> _Provided entries_
● ● ● ●

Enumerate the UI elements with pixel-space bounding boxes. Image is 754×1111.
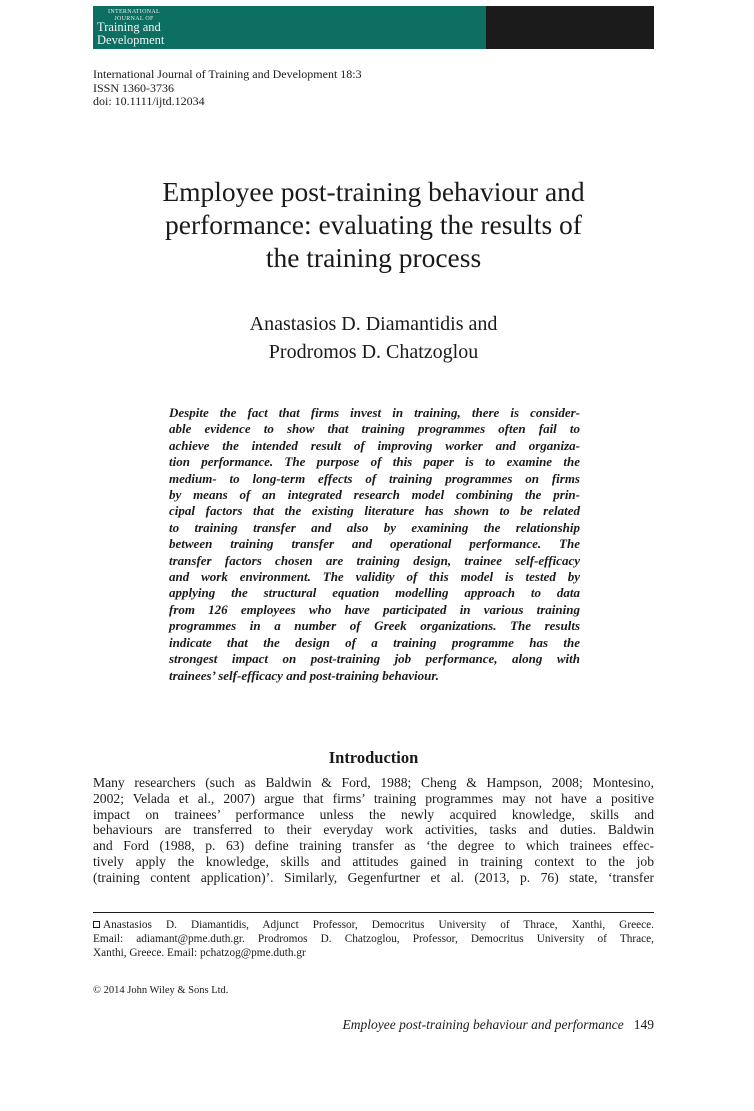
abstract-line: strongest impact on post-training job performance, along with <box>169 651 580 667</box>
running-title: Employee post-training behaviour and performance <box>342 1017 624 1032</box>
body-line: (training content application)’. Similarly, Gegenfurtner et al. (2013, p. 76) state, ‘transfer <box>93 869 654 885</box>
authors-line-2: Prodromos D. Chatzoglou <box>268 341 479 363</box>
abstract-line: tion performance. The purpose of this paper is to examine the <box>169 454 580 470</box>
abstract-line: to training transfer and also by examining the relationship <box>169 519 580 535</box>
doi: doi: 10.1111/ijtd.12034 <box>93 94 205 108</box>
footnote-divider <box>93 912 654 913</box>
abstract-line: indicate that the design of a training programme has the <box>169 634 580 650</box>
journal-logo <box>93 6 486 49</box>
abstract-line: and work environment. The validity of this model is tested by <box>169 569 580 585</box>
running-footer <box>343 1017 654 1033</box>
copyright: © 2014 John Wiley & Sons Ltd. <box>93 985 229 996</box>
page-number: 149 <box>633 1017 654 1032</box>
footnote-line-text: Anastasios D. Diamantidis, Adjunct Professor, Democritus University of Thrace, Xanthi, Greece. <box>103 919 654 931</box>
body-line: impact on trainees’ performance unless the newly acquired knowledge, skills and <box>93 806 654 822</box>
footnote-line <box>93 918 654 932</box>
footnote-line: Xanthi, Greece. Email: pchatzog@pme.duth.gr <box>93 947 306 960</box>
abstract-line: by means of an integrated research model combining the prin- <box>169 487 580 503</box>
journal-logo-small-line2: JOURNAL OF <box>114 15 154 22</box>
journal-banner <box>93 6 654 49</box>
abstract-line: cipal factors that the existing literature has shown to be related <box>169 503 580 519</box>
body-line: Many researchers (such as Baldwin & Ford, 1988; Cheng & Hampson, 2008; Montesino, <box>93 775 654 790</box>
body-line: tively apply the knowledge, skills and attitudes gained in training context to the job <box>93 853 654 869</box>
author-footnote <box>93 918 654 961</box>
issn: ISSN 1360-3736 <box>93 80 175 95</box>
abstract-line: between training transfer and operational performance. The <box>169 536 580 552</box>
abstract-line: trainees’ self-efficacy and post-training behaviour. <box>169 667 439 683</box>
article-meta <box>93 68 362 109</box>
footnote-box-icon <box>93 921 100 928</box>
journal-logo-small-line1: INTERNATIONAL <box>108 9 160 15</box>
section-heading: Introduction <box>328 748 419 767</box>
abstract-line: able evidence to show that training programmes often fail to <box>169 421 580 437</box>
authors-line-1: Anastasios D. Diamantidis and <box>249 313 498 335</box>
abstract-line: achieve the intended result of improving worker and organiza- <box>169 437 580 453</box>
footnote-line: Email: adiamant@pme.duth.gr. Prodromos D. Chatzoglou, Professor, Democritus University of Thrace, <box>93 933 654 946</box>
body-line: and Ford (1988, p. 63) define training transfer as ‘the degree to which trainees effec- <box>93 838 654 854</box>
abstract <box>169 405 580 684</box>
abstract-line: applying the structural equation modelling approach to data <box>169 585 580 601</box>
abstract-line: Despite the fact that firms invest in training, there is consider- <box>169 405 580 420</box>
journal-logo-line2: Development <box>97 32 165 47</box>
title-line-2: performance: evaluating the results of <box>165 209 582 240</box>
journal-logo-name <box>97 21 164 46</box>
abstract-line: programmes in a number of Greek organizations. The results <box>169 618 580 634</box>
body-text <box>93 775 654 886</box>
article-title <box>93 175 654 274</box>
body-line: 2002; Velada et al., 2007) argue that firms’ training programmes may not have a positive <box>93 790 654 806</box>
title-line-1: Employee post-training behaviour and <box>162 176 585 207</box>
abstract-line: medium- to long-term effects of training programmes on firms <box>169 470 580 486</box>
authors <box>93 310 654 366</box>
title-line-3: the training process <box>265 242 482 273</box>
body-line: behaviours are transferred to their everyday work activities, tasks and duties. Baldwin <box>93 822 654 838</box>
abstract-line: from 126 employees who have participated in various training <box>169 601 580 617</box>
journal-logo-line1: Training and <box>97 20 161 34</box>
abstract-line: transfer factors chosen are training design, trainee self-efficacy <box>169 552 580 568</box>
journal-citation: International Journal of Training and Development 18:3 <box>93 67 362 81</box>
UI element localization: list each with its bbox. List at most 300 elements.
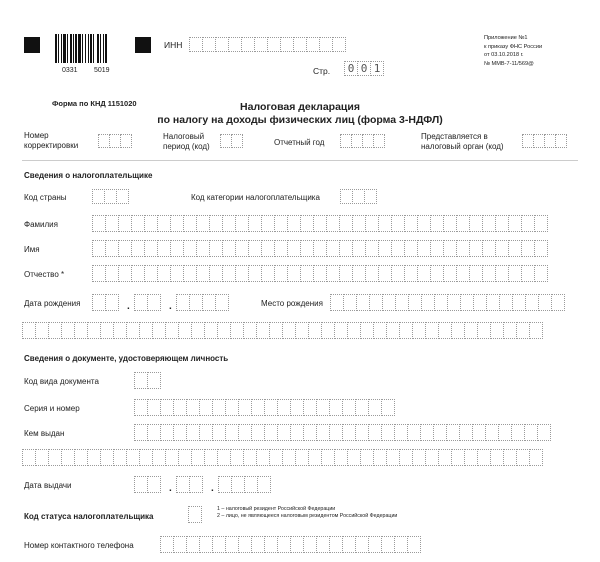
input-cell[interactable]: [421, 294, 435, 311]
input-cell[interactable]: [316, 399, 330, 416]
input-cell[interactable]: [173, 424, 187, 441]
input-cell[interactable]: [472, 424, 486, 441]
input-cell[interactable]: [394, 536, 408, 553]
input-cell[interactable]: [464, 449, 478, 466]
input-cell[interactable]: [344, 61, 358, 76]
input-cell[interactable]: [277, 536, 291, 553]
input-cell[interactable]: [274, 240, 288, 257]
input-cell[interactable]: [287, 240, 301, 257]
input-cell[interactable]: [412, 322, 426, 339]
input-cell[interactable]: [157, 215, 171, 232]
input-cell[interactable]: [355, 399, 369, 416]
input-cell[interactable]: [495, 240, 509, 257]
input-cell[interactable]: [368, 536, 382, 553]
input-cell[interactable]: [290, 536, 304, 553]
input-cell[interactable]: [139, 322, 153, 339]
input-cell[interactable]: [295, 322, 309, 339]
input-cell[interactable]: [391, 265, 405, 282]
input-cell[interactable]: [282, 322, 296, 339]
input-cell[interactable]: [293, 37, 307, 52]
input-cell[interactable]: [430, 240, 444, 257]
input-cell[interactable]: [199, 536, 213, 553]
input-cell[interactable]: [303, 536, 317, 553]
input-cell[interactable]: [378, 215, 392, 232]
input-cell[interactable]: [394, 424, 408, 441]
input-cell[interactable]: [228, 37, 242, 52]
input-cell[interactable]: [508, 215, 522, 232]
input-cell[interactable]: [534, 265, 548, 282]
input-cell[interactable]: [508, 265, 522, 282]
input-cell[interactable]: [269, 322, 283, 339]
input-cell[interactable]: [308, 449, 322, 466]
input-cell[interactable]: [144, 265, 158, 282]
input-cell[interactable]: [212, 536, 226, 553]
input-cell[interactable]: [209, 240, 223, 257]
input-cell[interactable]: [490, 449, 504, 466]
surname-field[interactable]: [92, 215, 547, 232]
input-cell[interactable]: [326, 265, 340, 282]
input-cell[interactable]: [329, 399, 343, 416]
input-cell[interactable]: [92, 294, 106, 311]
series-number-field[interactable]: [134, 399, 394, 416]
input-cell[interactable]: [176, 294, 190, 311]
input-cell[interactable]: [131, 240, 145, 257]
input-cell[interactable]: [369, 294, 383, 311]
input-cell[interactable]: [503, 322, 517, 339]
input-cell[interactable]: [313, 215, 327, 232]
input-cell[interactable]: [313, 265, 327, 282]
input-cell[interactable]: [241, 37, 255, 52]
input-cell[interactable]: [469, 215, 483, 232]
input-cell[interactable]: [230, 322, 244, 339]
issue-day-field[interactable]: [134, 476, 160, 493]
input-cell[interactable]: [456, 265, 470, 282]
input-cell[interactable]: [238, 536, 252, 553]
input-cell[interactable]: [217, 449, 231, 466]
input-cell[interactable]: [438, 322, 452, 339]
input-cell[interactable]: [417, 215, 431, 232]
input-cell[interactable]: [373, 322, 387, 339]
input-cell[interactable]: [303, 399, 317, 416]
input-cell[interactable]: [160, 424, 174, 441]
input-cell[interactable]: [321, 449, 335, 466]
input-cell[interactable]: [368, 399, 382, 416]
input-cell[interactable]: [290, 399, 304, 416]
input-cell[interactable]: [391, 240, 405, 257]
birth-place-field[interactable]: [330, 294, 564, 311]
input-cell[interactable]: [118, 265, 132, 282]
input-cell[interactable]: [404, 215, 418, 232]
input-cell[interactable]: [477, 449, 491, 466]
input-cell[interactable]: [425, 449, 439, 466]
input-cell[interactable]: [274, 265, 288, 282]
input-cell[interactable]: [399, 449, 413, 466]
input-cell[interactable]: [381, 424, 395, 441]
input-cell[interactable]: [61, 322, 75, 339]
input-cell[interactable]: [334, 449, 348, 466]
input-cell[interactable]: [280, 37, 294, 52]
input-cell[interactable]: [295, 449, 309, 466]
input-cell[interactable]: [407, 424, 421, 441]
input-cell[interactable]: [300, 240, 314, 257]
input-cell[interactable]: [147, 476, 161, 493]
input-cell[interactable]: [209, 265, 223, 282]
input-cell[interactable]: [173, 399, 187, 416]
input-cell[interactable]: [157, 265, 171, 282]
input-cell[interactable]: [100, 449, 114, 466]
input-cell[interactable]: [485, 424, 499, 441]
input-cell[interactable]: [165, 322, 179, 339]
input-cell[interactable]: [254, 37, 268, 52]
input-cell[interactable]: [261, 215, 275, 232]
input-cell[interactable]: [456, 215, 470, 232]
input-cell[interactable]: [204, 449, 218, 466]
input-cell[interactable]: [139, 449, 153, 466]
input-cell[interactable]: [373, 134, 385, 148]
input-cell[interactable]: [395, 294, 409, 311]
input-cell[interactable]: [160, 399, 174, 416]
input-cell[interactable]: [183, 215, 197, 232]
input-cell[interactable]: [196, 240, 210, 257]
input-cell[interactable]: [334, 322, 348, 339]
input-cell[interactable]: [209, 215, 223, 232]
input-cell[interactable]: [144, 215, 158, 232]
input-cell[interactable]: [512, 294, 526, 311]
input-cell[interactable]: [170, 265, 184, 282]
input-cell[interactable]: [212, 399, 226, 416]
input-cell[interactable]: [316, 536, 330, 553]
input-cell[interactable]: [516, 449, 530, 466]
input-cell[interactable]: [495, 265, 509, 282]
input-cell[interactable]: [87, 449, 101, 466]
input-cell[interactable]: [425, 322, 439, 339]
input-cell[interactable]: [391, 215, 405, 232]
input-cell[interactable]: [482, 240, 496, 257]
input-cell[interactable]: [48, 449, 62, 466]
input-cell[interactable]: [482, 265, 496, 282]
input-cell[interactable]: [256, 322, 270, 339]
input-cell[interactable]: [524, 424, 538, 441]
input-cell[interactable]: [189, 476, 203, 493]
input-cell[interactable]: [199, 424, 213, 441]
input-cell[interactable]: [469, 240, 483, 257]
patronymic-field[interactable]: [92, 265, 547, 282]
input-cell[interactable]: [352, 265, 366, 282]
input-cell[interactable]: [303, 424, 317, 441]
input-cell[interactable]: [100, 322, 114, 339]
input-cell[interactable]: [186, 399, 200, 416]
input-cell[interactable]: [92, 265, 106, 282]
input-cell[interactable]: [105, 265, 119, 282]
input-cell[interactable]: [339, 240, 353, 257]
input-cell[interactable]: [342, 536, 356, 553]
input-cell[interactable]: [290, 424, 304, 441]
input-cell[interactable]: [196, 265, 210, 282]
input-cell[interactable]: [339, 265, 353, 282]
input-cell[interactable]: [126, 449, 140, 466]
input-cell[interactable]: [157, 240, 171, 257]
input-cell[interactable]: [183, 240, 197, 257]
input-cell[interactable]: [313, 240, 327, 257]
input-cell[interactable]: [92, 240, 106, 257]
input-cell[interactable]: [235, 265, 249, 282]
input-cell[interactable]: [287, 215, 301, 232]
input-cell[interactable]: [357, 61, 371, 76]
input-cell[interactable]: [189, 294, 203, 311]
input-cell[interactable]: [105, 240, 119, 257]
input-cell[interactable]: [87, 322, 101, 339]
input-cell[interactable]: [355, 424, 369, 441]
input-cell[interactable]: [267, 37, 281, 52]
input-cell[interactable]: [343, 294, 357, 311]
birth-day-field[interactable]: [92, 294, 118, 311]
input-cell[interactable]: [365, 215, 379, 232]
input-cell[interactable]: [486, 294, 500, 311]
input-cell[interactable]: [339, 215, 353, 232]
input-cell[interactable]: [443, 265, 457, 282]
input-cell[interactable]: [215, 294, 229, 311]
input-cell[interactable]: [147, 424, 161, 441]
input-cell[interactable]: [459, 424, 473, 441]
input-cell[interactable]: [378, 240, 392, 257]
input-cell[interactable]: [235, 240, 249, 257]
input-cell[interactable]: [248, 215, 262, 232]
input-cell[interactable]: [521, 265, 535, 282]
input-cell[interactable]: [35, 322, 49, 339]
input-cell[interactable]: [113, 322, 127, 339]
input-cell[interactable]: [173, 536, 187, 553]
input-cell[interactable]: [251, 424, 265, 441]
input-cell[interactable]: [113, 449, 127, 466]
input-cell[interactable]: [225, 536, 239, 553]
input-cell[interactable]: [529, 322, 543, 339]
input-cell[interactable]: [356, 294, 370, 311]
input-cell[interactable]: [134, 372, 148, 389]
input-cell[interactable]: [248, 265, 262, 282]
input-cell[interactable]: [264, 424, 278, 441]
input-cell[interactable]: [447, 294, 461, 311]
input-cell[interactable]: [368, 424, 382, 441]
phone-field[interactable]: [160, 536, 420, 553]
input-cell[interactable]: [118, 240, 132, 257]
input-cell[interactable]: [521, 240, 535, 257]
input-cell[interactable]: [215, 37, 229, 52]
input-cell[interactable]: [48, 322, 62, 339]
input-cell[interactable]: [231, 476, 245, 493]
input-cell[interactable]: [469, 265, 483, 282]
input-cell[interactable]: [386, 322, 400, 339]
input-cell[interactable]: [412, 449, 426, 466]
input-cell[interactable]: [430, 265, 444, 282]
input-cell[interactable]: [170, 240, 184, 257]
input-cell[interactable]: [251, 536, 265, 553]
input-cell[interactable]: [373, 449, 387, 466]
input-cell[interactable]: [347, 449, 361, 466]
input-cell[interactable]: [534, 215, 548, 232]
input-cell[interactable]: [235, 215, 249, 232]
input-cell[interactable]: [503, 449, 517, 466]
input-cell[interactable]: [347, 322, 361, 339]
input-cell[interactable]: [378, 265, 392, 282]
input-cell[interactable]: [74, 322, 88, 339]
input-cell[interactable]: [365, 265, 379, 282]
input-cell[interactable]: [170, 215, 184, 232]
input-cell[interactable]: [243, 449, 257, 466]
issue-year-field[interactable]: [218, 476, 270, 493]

● ● ● ●

> _Exercise requirements_
In the records, copy out only the lines between the one holding "input-cell[interactable]: [421, 294, 435, 311]" and the one holding "input-cell[interactable]: [369, 294, 383, 311]", inclusive. Change "surname-field" to "family-name-field" and leave everything else unchanged.

> _Result_
input-cell[interactable]: [421, 294, 435, 311]
input-cell[interactable]: [316, 399, 330, 416]
input-cell[interactable]: [173, 424, 187, 441]
input-cell[interactable]: [472, 424, 486, 441]
input-cell[interactable]: [394, 536, 408, 553]
input-cell[interactable]: [464, 449, 478, 466]
input-cell[interactable]: [344, 61, 358, 76]
input-cell[interactable]: [277, 536, 291, 553]
input-cell[interactable]: [274, 240, 288, 257]
input-cell[interactable]: [287, 240, 301, 257]
input-cell[interactable]: [412, 322, 426, 339]
input-cell[interactable]: [157, 215, 171, 232]
input-cell[interactable]: [355, 399, 369, 416]
input-cell[interactable]: [495, 240, 509, 257]
input-cell[interactable]: [368, 536, 382, 553]
input-cell[interactable]: [290, 536, 304, 553]
input-cell[interactable]: [139, 322, 153, 339]
input-cell[interactable]: [295, 322, 309, 339]
input-cell[interactable]: [391, 265, 405, 282]
input-cell[interactable]: [282, 322, 296, 339]
input-cell[interactable]: [293, 37, 307, 52]
input-cell[interactable]: [430, 240, 444, 257]
input-cell[interactable]: [199, 536, 213, 553]
input-cell[interactable]: [303, 536, 317, 553]
input-cell[interactable]: [378, 215, 392, 232]
input-cell[interactable]: [394, 424, 408, 441]
input-cell[interactable]: [228, 37, 242, 52]
input-cell[interactable]: [508, 215, 522, 232]
input-cell[interactable]: [534, 265, 548, 282]
input-cell[interactable]: [508, 265, 522, 282]
input-cell[interactable]: [269, 322, 283, 339]
input-cell[interactable]: [308, 449, 322, 466]
input-cell[interactable]: [144, 265, 158, 282]
input-cell[interactable]: [212, 536, 226, 553]
input-cell[interactable]: [209, 240, 223, 257]
input-cell[interactable]: [490, 449, 504, 466]
family-name-field[interactable]: [92, 215, 547, 232]
input-cell[interactable]: [326, 265, 340, 282]
input-cell[interactable]: [329, 399, 343, 416]
input-cell[interactable]: [92, 294, 106, 311]
series-number-field[interactable]: [134, 399, 394, 416]
input-cell[interactable]: [176, 294, 190, 311]
input-cell[interactable]: [131, 240, 145, 257]
input-cell[interactable]: [369, 294, 383, 311]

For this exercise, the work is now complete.